* _Entries shown_
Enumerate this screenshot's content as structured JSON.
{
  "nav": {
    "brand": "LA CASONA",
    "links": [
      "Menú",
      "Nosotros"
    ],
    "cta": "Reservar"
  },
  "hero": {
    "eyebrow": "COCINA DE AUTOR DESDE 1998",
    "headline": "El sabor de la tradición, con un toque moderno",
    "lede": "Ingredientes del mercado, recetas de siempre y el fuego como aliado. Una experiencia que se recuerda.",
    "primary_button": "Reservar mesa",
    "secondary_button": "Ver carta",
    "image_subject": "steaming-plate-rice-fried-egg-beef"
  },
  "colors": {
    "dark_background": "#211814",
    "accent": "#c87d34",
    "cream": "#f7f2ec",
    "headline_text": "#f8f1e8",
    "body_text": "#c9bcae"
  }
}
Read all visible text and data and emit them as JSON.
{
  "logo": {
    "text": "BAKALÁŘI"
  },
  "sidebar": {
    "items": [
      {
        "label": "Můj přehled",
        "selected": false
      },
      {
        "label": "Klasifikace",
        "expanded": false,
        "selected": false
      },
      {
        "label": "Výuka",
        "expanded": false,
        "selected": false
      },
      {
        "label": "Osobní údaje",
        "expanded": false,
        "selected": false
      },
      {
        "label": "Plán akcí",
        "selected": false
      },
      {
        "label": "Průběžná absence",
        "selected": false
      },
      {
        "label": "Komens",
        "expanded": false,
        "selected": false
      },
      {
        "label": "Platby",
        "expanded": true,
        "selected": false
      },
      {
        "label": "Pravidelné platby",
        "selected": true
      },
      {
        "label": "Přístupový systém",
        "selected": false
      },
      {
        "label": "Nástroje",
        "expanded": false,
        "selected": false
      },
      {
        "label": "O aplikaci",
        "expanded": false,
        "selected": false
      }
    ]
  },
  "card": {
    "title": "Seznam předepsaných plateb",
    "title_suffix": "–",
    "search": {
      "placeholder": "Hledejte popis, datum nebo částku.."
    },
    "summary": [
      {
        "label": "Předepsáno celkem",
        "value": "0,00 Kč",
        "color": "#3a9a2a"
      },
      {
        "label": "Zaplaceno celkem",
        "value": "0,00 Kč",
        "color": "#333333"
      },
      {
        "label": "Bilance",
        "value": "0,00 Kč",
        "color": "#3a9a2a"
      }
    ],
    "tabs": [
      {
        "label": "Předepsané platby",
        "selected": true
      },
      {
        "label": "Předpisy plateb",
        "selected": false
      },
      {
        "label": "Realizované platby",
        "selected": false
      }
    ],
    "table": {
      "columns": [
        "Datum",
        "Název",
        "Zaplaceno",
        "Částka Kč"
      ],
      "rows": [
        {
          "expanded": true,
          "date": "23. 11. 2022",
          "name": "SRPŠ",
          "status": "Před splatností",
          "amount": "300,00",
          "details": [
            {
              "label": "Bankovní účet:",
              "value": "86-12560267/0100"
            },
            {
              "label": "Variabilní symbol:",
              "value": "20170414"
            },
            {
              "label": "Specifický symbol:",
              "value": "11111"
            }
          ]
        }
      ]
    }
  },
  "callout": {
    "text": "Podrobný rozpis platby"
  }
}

* _Description of the task_
Transcribe every line of the data, exactly as it stands.

* _Final answer_
Enumerate this screenshot's content as structured JSON.
{
  "nav": {
    "brand": "LA CASONA",
    "links": [
      "Menú",
      "Nosotros"
    ],
    "cta": "Reservar"
  },
  "hero": {
    "eyebrow": "COCINA DE AUTOR DESDE 1998",
    "headline": "El sabor de la tradición, con un toque moderno",
    "lede": "Ingredientes del mercado, recetas de siempre y el fuego como aliado. Una experiencia que se recuerda.",
    "primary_button": "Reservar mesa",
    "secondary_button": "Ver carta",
    "image_subject": "steaming-plate-rice-fried-egg-beef"
  },
  "colors": {
    "dark_background": "#211814",
    "accent": "#c87d34",
    "cream": "#f7f2ec",
    "headline_text": "#f8f1e8",
    "body_text": "#c9bcae"
  }
}
Read all visible text and data and emit them as JSON.
{
  "logo": {
    "text": "BAKALÁŘI"
  },
  "sidebar": {
    "items": [
      {
        "label": "Můj přehled",
        "selected": false
      },
      {
        "label": "Klasifikace",
        "expanded": false,
        "selected": false
      },
      {
        "label": "Výuka",
        "expanded": false,
        "selected": false
      },
      {
        "label": "Osobní údaje",
        "expanded": false,
        "selected": false
      },
      {
        "label": "Plán akcí",
        "selected": false
      },
      {
        "label": "Průběžná absence",
        "selected": false
      },
      {
        "label": "Komens",
        "expanded": false,
        "selected": false
      },
      {
        "label": "Platby",
        "expanded": true,
        "selected": false
      },
      {
        "label": "Pravidelné platby",
        "selected": true
      },
      {
        "label": "Přístupový systém",
        "selected": false
      },
      {
        "label": "Nástroje",
        "expanded": false,
        "selected": false
      },
      {
        "label": "O aplikaci",
        "expanded": false,
        "selected": false
      }
    ]
  },
  "card": {
    "title": "Seznam předepsaných plateb",
    "title_suffix": "–",
    "search": {
      "placeholder": "Hledejte popis, datum nebo částku.."
    },
    "summary": [
      {
        "label": "Předepsáno celkem",
        "value": "0,00 Kč",
        "color": "#3a9a2a"
      },
      {
        "label": "Zaplaceno celkem",
        "value": "0,00 Kč",
        "color": "#333333"
      },
      {
        "label": "Bilance",
        "value": "0,00 Kč",
        "color": "#3a9a2a"
      }
    ],
    "tabs": [
      {
        "label": "Předepsané platby",
        "selected": true
      },
      {
        "label": "Předpisy plateb",
        "selected": false
      },
      {
        "label": "Realizované platby",
        "selected": false
      }
    ],
    "table": {
      "columns": [
        "Datum",
        "Název",
        "Zaplaceno",
        "Částka Kč"
      ],
      "rows": [
        {
          "expanded": true,
          "date": "23. 11. 2022",
          "name": "SRPŠ",
          "status": "Před splatností",
          "amount": "300,00",
          "details": [
            {
              "label": "Bankovní účet:",
              "value": "86-12560267/0100"
            },
            {
              "label": "Variabilní symbol:",
              "value": "20170414"
            },
            {
              "label": "Specifický symbol:",
              "value": "11111"
            }
          ]
        }
      ]
    }
  },
  "callout": {
    "text": "Podrobný rozpis platby"
  }
}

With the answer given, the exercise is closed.